→ **Exercise aim**: Please transcribe the listing below in full and word for word, without its pictures.

══ Given data ══

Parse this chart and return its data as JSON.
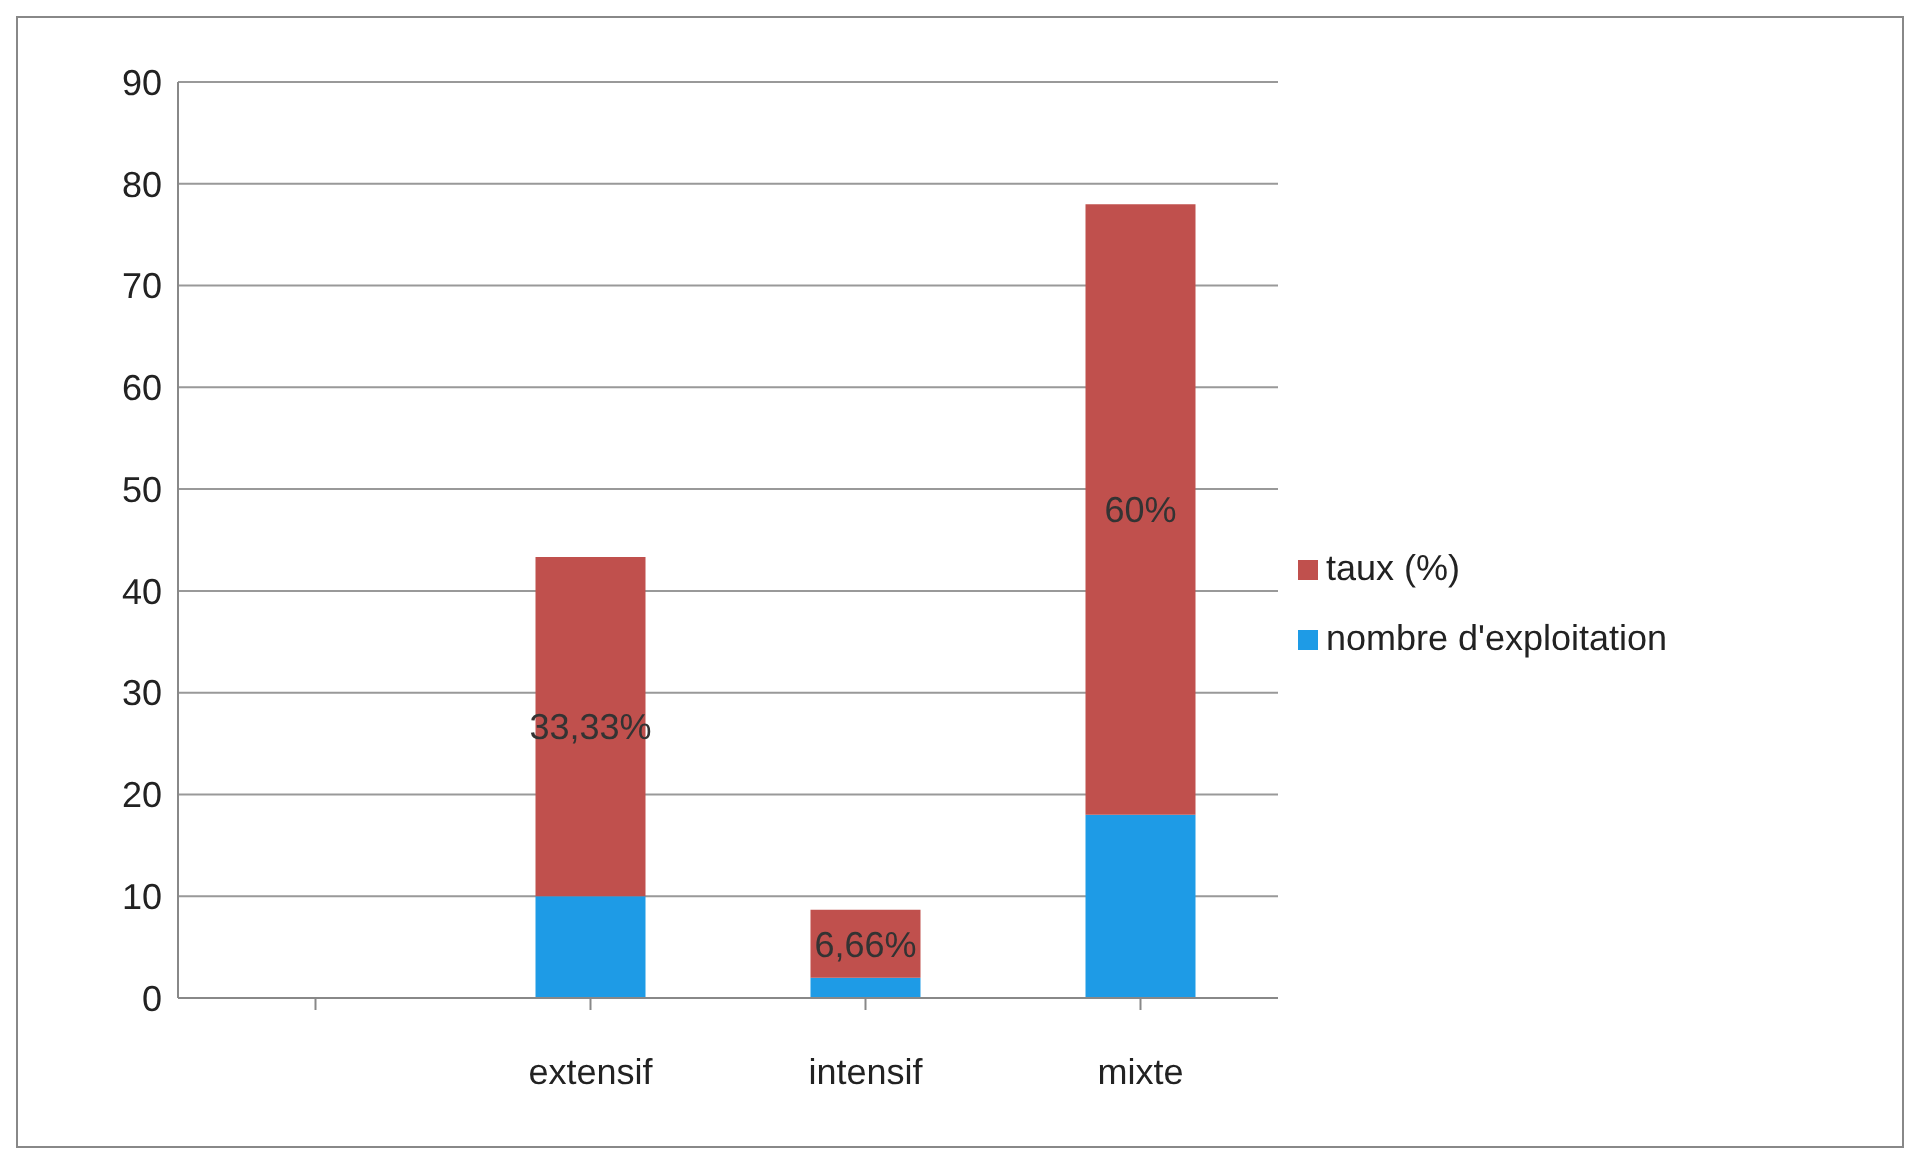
{
  "chart_data": {
    "type": "bar",
    "stacked": true,
    "categories": [
      null,
      "extensif",
      "intensif",
      "mixte"
    ],
    "series": [
      {
        "name": "nombre d'exploitation",
        "color": "#1e9be6",
        "values": [
          null,
          10,
          2,
          18
        ]
      },
      {
        "name": "taux (%)",
        "color": "#c0504d",
        "values": [
          null,
          33.33,
          6.66,
          60
        ],
        "value_labels": [
          null,
          "33,33%",
          "6,66%",
          "60%"
        ]
      }
    ],
    "ylim": [
      0,
      90
    ],
    "yticks": [
      0,
      10,
      20,
      30,
      40,
      50,
      60,
      70,
      80,
      90
    ],
    "grid": "y",
    "legend": "right"
  }
}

═══

→ **Complete output**:
Parse this chart and return its data as JSON.
{
  "chart_data": {
    "type": "bar",
    "stacked": true,
    "categories": [
      null,
      "extensif",
      "intensif",
      "mixte"
    ],
    "series": [
      {
        "name": "nombre d'exploitation",
        "color": "#1e9be6",
        "values": [
          null,
          10,
          2,
          18
        ]
      },
      {
        "name": "taux (%)",
        "color": "#c0504d",
        "values": [
          null,
          33.33,
          6.66,
          60
        ],
        "value_labels": [
          null,
          "33,33%",
          "6,66%",
          "60%"
        ]
      }
    ],
    "ylim": [
      0,
      90
    ],
    "yticks": [
      0,
      10,
      20,
      30,
      40,
      50,
      60,
      70,
      80,
      90
    ],
    "grid": "y",
    "legend": "right"
  }
}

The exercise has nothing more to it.